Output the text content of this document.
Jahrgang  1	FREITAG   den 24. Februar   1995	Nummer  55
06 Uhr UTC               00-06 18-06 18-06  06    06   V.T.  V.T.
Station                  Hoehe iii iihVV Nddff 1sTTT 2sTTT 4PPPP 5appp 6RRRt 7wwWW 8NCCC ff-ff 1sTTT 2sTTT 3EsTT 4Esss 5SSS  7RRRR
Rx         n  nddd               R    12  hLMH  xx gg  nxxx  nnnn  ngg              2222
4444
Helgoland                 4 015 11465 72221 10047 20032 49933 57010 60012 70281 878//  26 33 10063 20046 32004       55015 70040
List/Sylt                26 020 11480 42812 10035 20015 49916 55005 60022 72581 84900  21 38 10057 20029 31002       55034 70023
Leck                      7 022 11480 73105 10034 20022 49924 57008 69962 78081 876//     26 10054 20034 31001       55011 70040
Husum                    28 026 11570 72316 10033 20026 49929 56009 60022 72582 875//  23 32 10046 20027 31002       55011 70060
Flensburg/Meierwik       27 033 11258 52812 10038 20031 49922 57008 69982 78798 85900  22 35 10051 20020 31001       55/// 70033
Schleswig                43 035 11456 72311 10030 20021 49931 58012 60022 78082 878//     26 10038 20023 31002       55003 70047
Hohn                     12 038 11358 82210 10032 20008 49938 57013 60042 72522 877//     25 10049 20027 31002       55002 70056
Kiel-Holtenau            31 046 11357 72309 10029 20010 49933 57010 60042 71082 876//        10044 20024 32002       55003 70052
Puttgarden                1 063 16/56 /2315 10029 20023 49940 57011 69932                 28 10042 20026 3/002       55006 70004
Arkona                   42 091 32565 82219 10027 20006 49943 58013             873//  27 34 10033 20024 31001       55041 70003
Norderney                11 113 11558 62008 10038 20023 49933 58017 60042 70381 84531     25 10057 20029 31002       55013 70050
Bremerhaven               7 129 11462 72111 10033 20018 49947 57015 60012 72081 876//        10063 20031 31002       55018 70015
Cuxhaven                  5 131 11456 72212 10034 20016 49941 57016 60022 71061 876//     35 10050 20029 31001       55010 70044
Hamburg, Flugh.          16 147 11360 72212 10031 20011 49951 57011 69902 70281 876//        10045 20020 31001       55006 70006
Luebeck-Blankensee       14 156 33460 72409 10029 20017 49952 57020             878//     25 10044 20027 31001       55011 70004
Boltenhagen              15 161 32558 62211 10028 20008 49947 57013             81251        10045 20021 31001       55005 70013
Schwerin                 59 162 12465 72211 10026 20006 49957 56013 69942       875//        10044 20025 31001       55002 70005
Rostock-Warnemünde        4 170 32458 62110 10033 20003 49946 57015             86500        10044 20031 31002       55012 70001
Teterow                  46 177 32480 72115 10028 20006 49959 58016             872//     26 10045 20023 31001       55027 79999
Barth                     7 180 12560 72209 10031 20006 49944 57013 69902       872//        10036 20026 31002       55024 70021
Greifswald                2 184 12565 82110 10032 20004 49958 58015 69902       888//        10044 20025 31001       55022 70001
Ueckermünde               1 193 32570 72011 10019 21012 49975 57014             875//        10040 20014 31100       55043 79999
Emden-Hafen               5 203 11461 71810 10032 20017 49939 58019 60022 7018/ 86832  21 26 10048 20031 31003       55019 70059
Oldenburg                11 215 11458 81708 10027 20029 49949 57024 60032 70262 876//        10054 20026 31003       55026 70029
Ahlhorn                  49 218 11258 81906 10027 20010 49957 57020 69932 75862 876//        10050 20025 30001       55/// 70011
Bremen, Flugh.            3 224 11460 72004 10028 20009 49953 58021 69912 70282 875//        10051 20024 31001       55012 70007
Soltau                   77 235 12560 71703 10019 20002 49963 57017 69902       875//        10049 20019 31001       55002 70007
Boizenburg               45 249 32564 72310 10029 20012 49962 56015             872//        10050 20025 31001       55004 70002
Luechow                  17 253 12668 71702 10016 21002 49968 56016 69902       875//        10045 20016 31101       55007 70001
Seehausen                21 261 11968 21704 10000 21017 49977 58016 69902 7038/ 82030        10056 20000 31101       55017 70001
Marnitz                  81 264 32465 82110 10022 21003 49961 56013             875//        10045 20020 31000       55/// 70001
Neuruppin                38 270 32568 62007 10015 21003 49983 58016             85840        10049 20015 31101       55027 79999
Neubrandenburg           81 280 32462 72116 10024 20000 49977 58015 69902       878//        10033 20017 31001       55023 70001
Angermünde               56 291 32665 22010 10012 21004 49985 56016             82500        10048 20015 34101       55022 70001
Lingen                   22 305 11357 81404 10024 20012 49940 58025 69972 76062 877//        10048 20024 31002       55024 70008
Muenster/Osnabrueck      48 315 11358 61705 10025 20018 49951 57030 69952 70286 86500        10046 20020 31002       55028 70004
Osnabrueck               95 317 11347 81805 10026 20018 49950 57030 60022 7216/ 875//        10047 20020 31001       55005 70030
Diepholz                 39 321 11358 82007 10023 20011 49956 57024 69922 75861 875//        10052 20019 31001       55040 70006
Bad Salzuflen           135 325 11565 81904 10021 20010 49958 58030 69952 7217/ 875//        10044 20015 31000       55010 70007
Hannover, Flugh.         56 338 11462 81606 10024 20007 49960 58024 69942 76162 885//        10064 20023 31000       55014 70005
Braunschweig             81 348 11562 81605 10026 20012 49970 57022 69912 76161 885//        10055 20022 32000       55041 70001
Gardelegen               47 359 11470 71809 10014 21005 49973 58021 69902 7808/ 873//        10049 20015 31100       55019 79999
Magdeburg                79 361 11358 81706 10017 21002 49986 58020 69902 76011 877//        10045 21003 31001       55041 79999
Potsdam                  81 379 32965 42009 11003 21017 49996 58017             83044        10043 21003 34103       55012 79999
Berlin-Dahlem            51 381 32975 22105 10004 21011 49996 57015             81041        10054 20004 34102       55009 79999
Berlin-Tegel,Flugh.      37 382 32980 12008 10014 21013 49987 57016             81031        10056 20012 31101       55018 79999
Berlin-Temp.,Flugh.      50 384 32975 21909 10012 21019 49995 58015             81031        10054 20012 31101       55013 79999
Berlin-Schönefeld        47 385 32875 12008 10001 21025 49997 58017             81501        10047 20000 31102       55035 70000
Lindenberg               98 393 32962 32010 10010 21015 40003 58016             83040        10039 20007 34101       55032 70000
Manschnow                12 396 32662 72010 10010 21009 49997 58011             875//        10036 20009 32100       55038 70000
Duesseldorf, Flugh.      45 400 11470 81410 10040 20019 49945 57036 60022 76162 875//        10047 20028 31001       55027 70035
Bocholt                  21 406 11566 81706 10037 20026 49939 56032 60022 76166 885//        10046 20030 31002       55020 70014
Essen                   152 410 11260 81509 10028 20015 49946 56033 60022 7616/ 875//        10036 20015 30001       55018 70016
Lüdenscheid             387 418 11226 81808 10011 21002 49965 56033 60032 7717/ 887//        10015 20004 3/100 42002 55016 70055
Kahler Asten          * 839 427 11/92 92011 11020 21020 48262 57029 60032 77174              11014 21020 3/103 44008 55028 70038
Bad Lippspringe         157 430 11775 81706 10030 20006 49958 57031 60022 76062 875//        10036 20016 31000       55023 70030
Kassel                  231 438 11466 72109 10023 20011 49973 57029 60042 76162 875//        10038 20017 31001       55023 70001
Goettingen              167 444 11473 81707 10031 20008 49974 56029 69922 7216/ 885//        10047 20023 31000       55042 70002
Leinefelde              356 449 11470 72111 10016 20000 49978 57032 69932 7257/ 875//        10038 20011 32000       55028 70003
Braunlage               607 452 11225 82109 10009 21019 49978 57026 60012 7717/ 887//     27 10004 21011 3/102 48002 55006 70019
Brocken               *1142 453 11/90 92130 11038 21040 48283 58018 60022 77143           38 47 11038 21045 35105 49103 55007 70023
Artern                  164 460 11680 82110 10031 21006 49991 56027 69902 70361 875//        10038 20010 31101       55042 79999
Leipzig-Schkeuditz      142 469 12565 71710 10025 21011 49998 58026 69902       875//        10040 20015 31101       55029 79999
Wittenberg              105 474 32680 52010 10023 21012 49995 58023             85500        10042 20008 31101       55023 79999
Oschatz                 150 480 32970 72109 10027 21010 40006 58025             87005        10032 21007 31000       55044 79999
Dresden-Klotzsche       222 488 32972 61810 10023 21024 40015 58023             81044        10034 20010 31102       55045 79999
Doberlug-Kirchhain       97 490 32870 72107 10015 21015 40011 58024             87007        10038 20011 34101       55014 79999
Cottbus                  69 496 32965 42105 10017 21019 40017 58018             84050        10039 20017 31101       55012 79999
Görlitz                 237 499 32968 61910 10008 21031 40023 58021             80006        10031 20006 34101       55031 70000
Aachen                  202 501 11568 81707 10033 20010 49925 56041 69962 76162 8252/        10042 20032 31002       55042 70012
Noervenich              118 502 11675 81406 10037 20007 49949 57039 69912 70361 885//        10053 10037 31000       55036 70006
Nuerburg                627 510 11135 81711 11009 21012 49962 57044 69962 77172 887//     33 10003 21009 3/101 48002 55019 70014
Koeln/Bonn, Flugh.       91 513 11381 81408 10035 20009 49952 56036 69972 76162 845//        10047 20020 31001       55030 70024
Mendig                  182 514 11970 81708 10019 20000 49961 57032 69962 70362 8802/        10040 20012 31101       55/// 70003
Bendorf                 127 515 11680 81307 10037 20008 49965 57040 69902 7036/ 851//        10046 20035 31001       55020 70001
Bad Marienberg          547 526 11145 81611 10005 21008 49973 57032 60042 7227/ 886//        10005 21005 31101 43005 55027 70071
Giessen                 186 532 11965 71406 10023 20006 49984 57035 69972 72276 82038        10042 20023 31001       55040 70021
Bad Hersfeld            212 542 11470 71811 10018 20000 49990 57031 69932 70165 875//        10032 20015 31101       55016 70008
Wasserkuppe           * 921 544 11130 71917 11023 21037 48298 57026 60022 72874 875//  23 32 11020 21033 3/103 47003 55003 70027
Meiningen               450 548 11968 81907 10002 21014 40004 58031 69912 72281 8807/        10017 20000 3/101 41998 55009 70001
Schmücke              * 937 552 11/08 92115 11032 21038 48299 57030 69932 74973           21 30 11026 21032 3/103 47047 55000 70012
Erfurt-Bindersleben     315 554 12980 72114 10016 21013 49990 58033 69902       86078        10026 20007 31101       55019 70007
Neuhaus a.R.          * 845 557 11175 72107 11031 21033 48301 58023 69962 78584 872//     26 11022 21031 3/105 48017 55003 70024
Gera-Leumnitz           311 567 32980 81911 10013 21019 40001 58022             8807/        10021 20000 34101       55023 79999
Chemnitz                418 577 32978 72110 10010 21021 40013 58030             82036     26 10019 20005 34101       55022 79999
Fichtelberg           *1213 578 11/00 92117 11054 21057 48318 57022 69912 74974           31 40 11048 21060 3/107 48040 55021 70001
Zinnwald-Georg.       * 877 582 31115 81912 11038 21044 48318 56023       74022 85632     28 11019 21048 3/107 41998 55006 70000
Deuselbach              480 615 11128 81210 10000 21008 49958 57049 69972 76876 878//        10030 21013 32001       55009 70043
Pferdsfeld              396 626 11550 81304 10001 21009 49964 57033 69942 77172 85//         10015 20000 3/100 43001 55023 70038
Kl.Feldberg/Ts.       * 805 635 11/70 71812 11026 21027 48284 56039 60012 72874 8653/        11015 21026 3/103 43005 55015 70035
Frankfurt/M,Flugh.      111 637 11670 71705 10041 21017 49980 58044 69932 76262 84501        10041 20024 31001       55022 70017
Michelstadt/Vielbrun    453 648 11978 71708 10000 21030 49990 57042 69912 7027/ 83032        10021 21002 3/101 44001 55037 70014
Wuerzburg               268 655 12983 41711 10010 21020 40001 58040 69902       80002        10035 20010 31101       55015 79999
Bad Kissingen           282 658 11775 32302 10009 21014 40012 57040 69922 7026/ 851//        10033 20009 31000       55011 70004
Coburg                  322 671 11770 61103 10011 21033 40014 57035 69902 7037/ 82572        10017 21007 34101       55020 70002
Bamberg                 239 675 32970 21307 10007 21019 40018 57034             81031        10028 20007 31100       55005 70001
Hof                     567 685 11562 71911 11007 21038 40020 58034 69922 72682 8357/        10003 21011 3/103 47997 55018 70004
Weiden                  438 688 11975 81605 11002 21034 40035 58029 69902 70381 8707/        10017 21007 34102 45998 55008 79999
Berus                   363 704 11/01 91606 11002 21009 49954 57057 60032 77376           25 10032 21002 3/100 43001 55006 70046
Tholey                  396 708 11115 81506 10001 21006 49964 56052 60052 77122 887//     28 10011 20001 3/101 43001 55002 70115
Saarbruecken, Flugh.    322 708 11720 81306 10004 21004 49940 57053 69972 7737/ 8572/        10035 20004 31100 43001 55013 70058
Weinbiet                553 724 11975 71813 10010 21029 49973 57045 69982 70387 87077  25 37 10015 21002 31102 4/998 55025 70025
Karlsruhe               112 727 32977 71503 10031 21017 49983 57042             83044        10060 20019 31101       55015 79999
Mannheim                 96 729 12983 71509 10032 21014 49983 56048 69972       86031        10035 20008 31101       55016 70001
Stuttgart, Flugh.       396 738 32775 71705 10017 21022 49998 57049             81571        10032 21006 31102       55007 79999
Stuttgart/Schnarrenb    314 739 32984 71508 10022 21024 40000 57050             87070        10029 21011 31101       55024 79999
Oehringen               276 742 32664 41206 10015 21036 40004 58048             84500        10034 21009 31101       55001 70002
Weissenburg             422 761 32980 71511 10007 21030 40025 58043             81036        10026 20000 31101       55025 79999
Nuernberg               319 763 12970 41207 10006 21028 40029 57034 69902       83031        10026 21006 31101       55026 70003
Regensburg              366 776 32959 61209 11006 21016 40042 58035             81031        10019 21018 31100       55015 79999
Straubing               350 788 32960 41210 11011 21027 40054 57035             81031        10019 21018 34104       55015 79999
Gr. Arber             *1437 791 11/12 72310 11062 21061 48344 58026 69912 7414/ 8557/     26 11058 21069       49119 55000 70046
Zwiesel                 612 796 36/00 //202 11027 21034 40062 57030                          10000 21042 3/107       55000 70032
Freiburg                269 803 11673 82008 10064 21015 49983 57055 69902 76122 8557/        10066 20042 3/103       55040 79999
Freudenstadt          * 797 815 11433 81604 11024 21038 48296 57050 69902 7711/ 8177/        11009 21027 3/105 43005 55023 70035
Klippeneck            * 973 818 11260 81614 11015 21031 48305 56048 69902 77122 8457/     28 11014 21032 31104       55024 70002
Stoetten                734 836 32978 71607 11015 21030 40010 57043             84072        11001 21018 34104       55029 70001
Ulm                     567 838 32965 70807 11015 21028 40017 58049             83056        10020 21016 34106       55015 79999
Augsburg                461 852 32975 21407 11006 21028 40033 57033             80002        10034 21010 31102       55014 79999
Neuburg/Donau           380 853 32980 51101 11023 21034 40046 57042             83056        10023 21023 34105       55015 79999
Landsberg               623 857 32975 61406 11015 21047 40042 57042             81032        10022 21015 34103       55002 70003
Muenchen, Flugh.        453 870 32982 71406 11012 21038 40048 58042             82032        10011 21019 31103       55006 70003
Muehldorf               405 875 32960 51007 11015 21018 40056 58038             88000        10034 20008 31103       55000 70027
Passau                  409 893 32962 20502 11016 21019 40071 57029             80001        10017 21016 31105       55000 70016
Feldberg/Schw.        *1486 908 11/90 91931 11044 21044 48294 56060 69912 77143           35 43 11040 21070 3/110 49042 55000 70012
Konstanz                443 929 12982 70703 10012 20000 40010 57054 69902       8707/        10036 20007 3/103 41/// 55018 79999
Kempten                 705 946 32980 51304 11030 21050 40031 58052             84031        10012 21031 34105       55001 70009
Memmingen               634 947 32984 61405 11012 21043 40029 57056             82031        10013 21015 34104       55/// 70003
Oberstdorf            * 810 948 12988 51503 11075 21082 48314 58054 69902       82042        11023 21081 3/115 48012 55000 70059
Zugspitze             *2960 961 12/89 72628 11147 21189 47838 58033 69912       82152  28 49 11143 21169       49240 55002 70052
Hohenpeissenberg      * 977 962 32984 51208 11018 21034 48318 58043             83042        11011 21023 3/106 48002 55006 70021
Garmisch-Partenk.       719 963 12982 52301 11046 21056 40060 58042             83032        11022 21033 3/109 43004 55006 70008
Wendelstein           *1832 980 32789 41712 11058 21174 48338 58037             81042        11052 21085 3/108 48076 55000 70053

▶ [WRITTEN INSTRUCTION]
Look through the lines above and collect those with the word "Osnabrueck".

▶ [RESPONSE FOR THIS EXERCISE]
Muenster/Osnabrueck      48 315 11358 61705 10025 20018 49951 57030 69952 70286 86500        10046 20020 31002       55028 70004
Osnabrueck               95 317 11347 81805 10026 20018 49950 57030 60022 7216/ 875//        10047 20020 31001       55005 70030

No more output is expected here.